• [Dataset excerpts]:
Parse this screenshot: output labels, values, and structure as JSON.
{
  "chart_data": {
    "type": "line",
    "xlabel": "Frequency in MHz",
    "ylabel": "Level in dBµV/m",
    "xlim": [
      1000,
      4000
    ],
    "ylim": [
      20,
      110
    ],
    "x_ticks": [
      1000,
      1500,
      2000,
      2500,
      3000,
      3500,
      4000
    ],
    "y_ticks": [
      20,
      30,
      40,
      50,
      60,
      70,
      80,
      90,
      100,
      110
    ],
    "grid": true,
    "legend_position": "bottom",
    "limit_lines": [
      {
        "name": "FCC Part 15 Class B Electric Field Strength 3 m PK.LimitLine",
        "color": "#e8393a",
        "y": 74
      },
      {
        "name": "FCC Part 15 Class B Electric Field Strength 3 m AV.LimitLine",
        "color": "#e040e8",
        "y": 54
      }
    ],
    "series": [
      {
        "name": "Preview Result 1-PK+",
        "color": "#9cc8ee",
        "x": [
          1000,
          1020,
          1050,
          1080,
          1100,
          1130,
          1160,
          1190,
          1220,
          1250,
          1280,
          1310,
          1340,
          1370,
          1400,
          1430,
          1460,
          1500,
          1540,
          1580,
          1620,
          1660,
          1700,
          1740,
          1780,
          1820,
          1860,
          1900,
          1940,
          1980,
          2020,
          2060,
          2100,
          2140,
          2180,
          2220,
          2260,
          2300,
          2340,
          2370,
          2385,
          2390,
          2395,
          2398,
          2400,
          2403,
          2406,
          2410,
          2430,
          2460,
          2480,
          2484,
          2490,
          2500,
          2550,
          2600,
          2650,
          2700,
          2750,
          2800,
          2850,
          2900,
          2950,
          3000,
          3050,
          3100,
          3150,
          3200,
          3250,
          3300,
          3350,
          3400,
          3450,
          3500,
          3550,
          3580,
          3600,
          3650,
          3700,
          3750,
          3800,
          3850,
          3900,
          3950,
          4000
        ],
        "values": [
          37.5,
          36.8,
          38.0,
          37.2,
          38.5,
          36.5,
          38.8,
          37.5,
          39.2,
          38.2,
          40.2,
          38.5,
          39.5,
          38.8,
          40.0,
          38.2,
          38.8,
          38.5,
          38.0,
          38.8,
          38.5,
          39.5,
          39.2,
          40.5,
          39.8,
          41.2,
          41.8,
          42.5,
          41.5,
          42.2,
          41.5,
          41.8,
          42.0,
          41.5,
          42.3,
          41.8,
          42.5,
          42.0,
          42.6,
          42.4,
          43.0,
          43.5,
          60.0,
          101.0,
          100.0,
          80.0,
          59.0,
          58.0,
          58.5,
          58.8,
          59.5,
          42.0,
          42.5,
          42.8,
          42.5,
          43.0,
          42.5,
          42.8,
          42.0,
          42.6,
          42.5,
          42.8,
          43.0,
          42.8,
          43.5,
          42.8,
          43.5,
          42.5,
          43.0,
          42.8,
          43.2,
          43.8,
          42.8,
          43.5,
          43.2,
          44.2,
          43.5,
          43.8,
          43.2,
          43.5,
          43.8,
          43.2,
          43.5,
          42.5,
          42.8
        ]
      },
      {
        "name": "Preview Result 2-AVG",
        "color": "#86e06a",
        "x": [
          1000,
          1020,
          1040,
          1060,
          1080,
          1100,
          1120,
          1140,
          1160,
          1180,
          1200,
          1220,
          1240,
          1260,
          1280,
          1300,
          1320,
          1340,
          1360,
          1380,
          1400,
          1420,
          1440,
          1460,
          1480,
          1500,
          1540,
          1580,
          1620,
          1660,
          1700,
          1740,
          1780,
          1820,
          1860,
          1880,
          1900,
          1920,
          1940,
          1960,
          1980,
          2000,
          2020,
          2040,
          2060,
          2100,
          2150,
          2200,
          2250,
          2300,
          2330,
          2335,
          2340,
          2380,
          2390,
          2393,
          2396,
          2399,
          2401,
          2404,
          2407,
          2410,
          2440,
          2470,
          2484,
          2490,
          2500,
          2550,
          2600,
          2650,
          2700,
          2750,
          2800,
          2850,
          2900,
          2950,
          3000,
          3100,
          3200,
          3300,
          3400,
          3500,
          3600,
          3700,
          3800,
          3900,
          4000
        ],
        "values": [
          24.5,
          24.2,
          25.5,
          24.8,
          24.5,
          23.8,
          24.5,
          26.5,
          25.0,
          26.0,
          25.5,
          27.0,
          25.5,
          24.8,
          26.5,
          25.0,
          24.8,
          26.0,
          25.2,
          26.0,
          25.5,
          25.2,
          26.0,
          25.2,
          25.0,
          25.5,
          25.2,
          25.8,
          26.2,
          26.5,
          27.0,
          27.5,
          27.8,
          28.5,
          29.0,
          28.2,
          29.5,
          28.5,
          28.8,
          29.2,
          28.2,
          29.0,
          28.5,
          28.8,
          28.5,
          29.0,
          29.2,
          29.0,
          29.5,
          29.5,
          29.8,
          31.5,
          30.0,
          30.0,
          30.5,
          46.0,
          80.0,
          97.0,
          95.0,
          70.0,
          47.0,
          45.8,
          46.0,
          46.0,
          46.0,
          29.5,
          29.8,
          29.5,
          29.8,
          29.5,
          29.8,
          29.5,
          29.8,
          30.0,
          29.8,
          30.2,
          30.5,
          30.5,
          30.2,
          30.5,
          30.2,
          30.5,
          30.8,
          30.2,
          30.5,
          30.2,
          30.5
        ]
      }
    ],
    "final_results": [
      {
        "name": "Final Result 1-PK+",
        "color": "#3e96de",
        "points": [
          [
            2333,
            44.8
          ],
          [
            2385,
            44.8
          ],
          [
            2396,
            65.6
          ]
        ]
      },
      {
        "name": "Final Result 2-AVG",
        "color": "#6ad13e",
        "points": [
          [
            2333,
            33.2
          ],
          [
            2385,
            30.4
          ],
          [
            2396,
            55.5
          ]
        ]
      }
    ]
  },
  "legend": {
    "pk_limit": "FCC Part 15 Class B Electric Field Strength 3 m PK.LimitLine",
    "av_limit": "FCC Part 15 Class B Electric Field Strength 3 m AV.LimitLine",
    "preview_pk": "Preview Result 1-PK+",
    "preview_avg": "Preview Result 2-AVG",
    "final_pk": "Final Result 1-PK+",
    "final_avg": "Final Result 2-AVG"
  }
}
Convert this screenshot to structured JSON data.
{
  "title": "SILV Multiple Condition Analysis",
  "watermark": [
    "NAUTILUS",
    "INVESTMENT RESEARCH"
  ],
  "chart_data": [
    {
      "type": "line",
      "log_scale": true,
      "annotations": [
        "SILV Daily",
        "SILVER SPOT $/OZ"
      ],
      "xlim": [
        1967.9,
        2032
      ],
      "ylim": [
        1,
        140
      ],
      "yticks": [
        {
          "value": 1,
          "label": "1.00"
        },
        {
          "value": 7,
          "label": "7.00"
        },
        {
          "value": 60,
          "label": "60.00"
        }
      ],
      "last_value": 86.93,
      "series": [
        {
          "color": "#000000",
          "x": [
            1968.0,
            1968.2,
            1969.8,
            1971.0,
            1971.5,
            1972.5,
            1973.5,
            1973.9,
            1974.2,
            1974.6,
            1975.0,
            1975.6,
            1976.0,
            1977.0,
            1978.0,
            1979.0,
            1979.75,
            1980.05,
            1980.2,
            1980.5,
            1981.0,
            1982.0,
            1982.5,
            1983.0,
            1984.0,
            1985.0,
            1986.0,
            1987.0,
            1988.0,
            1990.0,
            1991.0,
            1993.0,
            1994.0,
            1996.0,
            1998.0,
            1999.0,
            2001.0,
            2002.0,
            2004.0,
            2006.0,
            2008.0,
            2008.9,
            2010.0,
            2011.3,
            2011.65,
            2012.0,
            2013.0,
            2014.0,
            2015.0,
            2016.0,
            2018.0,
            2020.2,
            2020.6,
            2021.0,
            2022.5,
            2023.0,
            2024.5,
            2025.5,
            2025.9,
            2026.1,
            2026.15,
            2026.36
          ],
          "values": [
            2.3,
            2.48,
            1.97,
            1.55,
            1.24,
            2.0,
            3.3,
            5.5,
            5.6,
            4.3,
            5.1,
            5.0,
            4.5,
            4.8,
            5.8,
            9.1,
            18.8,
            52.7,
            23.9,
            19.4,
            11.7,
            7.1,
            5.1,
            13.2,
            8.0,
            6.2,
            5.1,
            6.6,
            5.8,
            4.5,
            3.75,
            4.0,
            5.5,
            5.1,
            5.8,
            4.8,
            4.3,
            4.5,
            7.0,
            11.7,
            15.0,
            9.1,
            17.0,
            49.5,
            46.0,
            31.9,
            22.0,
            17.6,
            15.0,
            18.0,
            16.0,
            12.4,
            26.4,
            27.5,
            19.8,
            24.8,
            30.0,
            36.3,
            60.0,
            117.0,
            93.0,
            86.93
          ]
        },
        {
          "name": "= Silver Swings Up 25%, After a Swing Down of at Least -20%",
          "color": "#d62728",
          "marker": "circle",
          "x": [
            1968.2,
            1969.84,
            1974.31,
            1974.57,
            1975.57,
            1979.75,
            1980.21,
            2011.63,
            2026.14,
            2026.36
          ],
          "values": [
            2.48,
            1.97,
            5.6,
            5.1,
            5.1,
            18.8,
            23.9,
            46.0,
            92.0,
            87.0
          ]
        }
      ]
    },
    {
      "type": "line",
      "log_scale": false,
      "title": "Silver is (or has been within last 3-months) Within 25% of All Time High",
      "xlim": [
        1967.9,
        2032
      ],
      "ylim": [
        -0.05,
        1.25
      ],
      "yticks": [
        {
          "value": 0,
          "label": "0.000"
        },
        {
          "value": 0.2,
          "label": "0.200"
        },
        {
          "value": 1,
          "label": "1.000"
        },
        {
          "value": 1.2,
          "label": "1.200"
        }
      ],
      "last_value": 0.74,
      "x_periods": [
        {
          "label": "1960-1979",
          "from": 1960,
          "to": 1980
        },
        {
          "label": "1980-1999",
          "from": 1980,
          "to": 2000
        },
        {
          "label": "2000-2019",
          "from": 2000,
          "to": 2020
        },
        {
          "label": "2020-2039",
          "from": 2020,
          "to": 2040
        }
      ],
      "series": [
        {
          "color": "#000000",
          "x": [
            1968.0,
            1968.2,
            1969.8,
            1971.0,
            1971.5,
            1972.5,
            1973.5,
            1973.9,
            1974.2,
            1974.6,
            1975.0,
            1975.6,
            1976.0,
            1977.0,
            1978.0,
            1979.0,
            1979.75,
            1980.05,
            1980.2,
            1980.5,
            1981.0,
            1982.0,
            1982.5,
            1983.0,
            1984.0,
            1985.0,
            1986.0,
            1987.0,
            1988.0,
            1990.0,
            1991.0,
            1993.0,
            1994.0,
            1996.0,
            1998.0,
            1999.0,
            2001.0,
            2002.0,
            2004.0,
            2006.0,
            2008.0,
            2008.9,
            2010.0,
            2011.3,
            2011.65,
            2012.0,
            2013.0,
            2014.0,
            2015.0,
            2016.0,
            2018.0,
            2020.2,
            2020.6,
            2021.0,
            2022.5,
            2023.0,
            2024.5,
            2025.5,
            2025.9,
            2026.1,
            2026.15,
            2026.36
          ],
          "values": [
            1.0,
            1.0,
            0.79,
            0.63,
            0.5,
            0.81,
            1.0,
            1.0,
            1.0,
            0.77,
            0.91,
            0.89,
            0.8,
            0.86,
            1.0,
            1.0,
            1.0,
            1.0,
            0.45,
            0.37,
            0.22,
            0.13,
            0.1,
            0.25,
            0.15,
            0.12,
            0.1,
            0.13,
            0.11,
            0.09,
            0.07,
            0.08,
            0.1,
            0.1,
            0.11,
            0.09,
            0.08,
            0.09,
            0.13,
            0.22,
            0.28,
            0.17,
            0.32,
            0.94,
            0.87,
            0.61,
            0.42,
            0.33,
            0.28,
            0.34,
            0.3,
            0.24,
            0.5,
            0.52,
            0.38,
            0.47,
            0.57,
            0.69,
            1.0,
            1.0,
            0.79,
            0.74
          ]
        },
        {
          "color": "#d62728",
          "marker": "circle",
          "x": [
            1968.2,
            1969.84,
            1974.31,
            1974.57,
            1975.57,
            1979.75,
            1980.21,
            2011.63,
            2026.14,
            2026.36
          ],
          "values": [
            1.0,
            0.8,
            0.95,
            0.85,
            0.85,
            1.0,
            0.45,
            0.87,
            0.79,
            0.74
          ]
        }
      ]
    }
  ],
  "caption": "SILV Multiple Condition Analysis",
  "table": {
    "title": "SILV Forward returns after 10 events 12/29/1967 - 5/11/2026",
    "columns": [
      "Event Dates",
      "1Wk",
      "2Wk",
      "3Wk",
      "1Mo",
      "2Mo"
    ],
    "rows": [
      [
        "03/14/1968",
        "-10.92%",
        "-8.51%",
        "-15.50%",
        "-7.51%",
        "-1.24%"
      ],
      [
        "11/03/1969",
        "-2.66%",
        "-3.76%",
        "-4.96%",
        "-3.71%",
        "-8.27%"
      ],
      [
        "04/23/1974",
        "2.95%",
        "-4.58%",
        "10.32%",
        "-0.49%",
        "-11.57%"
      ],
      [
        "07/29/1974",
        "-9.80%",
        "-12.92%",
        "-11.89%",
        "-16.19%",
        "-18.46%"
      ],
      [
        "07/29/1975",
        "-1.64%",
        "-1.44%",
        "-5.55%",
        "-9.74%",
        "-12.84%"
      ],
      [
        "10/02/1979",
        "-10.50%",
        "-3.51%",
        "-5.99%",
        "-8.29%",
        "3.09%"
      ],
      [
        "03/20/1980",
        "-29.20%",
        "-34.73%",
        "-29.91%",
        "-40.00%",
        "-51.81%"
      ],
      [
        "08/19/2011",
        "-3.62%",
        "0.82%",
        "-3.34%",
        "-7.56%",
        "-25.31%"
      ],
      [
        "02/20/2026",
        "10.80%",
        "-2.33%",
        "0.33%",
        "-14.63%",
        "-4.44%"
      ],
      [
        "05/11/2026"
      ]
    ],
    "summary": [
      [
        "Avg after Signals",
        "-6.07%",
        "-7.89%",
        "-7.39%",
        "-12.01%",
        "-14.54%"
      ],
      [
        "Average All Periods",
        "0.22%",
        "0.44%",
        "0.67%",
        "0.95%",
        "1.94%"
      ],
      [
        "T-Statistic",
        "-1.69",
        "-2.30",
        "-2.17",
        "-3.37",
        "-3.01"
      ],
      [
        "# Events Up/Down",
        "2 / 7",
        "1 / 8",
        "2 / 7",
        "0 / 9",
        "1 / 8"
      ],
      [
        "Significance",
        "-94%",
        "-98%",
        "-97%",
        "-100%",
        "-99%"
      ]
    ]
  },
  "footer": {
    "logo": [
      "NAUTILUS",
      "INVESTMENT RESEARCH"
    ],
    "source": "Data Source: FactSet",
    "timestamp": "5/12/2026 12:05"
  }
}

• [Challenge]:
Of the lines above, how many hold the word "Electric"? Say the number alone.

• [Result]:
4